---- Source data

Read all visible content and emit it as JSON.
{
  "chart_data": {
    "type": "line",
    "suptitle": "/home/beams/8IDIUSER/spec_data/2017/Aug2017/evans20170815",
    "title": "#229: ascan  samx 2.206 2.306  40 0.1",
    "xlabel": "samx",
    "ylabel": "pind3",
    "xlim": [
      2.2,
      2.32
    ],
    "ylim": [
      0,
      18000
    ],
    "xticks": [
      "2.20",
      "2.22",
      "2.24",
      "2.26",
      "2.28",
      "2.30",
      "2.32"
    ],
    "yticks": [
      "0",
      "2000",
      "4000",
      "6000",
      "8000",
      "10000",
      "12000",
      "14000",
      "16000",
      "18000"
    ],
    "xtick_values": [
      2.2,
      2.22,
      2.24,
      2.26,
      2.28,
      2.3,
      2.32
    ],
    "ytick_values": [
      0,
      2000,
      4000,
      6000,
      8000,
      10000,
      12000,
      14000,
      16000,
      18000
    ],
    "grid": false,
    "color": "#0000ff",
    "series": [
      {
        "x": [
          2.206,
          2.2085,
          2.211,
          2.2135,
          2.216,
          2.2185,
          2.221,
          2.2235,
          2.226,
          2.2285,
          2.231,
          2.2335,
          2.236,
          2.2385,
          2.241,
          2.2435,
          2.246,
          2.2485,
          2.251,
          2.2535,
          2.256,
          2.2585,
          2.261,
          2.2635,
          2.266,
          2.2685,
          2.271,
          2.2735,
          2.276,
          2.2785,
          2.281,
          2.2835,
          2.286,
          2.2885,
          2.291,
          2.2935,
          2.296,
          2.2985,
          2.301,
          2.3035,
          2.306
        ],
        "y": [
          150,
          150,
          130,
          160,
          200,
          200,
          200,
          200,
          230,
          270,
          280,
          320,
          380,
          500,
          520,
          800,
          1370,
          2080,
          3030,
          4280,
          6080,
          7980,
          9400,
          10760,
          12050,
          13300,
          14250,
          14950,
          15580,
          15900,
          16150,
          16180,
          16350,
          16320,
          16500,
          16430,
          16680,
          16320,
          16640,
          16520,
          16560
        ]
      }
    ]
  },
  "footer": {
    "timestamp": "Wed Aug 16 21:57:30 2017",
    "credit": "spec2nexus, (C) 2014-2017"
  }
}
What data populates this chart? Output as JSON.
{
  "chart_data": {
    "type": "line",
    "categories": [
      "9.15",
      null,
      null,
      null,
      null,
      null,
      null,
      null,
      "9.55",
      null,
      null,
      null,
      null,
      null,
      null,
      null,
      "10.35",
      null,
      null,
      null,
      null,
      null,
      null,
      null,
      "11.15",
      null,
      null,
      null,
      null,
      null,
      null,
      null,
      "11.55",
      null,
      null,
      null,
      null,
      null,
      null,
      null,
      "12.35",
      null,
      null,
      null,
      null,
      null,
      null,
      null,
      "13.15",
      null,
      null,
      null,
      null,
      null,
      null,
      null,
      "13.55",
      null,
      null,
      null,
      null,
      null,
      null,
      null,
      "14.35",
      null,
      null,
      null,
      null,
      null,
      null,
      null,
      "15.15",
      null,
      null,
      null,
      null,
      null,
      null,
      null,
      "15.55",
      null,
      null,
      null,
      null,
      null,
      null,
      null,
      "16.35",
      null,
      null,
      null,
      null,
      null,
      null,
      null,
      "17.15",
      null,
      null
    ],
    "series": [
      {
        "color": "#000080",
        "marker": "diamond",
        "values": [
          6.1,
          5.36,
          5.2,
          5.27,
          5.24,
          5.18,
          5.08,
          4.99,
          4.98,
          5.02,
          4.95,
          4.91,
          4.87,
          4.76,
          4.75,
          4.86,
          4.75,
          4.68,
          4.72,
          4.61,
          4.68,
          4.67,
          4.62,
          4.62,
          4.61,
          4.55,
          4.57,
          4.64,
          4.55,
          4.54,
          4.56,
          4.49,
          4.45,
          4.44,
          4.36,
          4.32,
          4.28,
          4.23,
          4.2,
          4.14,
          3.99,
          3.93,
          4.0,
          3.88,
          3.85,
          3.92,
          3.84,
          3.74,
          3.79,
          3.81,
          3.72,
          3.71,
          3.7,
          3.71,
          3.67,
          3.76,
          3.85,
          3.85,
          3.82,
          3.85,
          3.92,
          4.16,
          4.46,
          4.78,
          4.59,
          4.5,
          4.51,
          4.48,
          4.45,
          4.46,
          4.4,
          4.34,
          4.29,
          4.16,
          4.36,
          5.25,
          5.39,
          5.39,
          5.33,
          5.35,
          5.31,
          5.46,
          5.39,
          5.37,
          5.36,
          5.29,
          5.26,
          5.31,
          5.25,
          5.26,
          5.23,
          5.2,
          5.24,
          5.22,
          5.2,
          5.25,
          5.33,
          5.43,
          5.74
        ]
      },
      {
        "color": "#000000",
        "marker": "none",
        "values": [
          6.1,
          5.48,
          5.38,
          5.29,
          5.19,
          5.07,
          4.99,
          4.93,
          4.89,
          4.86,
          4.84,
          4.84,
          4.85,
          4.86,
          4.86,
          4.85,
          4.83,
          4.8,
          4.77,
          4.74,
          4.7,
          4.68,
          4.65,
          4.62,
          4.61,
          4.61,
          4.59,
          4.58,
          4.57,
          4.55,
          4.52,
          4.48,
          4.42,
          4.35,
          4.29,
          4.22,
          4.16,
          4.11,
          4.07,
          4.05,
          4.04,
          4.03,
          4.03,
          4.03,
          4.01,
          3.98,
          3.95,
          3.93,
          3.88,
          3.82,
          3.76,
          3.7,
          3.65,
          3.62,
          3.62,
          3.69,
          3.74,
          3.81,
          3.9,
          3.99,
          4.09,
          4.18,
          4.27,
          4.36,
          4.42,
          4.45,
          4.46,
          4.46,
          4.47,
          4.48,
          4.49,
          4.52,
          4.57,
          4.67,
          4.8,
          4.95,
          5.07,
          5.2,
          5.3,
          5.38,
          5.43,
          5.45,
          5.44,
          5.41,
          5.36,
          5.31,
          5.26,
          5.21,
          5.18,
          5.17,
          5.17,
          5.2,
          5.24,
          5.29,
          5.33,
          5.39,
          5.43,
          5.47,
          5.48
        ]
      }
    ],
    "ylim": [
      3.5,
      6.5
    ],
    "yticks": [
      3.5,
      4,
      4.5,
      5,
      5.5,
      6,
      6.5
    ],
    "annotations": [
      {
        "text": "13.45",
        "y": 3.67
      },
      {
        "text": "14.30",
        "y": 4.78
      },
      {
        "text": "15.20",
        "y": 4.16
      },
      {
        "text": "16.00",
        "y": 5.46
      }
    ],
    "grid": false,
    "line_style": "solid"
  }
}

--------

What you are asked to do
Return each line of the records above exactly as it reads.

Completed exercise
Read all visible content and emit it as JSON.
{
  "chart_data": {
    "type": "line",
    "suptitle": "/home/beams/8IDIUSER/spec_data/2017/Aug2017/evans20170815",
    "title": "#229: ascan  samx 2.206 2.306  40 0.1",
    "xlabel": "samx",
    "ylabel": "pind3",
    "xlim": [
      2.2,
      2.32
    ],
    "ylim": [
      0,
      18000
    ],
    "xticks": [
      "2.20",
      "2.22",
      "2.24",
      "2.26",
      "2.28",
      "2.30",
      "2.32"
    ],
    "yticks": [
      "0",
      "2000",
      "4000",
      "6000",
      "8000",
      "10000",
      "12000",
      "14000",
      "16000",
      "18000"
    ],
    "xtick_values": [
      2.2,
      2.22,
      2.24,
      2.26,
      2.28,
      2.3,
      2.32
    ],
    "ytick_values": [
      0,
      2000,
      4000,
      6000,
      8000,
      10000,
      12000,
      14000,
      16000,
      18000
    ],
    "grid": false,
    "color": "#0000ff",
    "series": [
      {
        "x": [
          2.206,
          2.2085,
          2.211,
          2.2135,
          2.216,
          2.2185,
          2.221,
          2.2235,
          2.226,
          2.2285,
          2.231,
          2.2335,
          2.236,
          2.2385,
          2.241,
          2.2435,
          2.246,
          2.2485,
          2.251,
          2.2535,
          2.256,
          2.2585,
          2.261,
          2.2635,
          2.266,
          2.2685,
          2.271,
          2.2735,
          2.276,
          2.2785,
          2.281,
          2.2835,
          2.286,
          2.2885,
          2.291,
          2.2935,
          2.296,
          2.2985,
          2.301,
          2.3035,
          2.306
        ],
        "y": [
          150,
          150,
          130,
          160,
          200,
          200,
          200,
          200,
          230,
          270,
          280,
          320,
          380,
          500,
          520,
          800,
          1370,
          2080,
          3030,
          4280,
          6080,
          7980,
          9400,
          10760,
          12050,
          13300,
          14250,
          14950,
          15580,
          15900,
          16150,
          16180,
          16350,
          16320,
          16500,
          16430,
          16680,
          16320,
          16640,
          16520,
          16560
        ]
      }
    ]
  },
  "footer": {
    "timestamp": "Wed Aug 16 21:57:30 2017",
    "credit": "spec2nexus, (C) 2014-2017"
  }
}
What data populates this chart? Output as JSON.
{
  "chart_data": {
    "type": "line",
    "categories": [
      "9.15",
      null,
      null,
      null,
      null,
      null,
      null,
      null,
      "9.55",
      null,
      null,
      null,
      null,
      null,
      null,
      null,
      "10.35",
      null,
      null,
      null,
      null,
      null,
      null,
      null,
      "11.15",
      null,
      null,
      null,
      null,
      null,
      null,
      null,
      "11.55",
      null,
      null,
      null,
      null,
      null,
      null,
      null,
      "12.35",
      null,
      null,
      null,
      null,
      null,
      null,
      null,
      "13.15",
      null,
      null,
      null,
      null,
      null,
      null,
      null,
      "13.55",
      null,
      null,
      null,
      null,
      null,
      null,
      null,
      "14.35",
      null,
      null,
      null,
      null,
      null,
      null,
      null,
      "15.15",
      null,
      null,
      null,
      null,
      null,
      null,
      null,
      "15.55",
      null,
      null,
      null,
      null,
      null,
      null,
      null,
      "16.35",
      null,
      null,
      null,
      null,
      null,
      null,
      null,
      "17.15",
      null,
      null
    ],
    "series": [
      {
        "color": "#000080",
        "marker": "diamond",
        "values": [
          6.1,
          5.36,
          5.2,
          5.27,
          5.24,
          5.18,
          5.08,
          4.99,
          4.98,
          5.02,
          4.95,
          4.91,
          4.87,
          4.76,
          4.75,
          4.86,
          4.75,
          4.68,
          4.72,
          4.61,
          4.68,
          4.67,
          4.62,
          4.62,
          4.61,
          4.55,
          4.57,
          4.64,
          4.55,
          4.54,
          4.56,
          4.49,
          4.45,
          4.44,
          4.36,
          4.32,
          4.28,
          4.23,
          4.2,
          4.14,
          3.99,
          3.93,
          4.0,
          3.88,
          3.85,
          3.92,
          3.84,
          3.74,
          3.79,
          3.81,
          3.72,
          3.71,
          3.7,
          3.71,
          3.67,
          3.76,
          3.85,
          3.85,
          3.82,
          3.85,
          3.92,
          4.16,
          4.46,
          4.78,
          4.59,
          4.5,
          4.51,
          4.48,
          4.45,
          4.46,
          4.4,
          4.34,
          4.29,
          4.16,
          4.36,
          5.25,
          5.39,
          5.39,
          5.33,
          5.35,
          5.31,
          5.46,
          5.39,
          5.37,
          5.36,
          5.29,
          5.26,
          5.31,
          5.25,
          5.26,
          5.23,
          5.2,
          5.24,
          5.22,
          5.2,
          5.25,
          5.33,
          5.43,
          5.74
        ]
      },
      {
        "color": "#000000",
        "marker": "none",
        "values": [
          6.1,
          5.48,
          5.38,
          5.29,
          5.19,
          5.07,
          4.99,
          4.93,
          4.89,
          4.86,
          4.84,
          4.84,
          4.85,
          4.86,
          4.86,
          4.85,
          4.83,
          4.8,
          4.77,
          4.74,
          4.7,
          4.68,
          4.65,
          4.62,
          4.61,
          4.61,
          4.59,
          4.58,
          4.57,
          4.55,
          4.52,
          4.48,
          4.42,
          4.35,
          4.29,
          4.22,
          4.16,
          4.11,
          4.07,
          4.05,
          4.04,
          4.03,
          4.03,
          4.03,
          4.01,
          3.98,
          3.95,
          3.93,
          3.88,
          3.82,
          3.76,
          3.7,
          3.65,
          3.62,
          3.62,
          3.69,
          3.74,
          3.81,
          3.9,
          3.99,
          4.09,
          4.18,
          4.27,
          4.36,
          4.42,
          4.45,
          4.46,
          4.46,
          4.47,
          4.48,
          4.49,
          4.52,
          4.57,
          4.67,
          4.8,
          4.95,
          5.07,
          5.2,
          5.3,
          5.38,
          5.43,
          5.45,
          5.44,
          5.41,
          5.36,
          5.31,
          5.26,
          5.21,
          5.18,
          5.17,
          5.17,
          5.2,
          5.24,
          5.29,
          5.33,
          5.39,
          5.43,
          5.47,
          5.48
        ]
      }
    ],
    "ylim": [
      3.5,
      6.5
    ],
    "yticks": [
      3.5,
      4,
      4.5,
      5,
      5.5,
      6,
      6.5
    ],
    "annotations": [
      {
        "text": "13.45",
        "y": 3.67
      },
      {
        "text": "14.30",
        "y": 4.78
      },
      {
        "text": "15.20",
        "y": 4.16
      },
      {
        "text": "16.00",
        "y": 5.46
      }
    ],
    "grid": false,
    "line_style": "solid"
  }
}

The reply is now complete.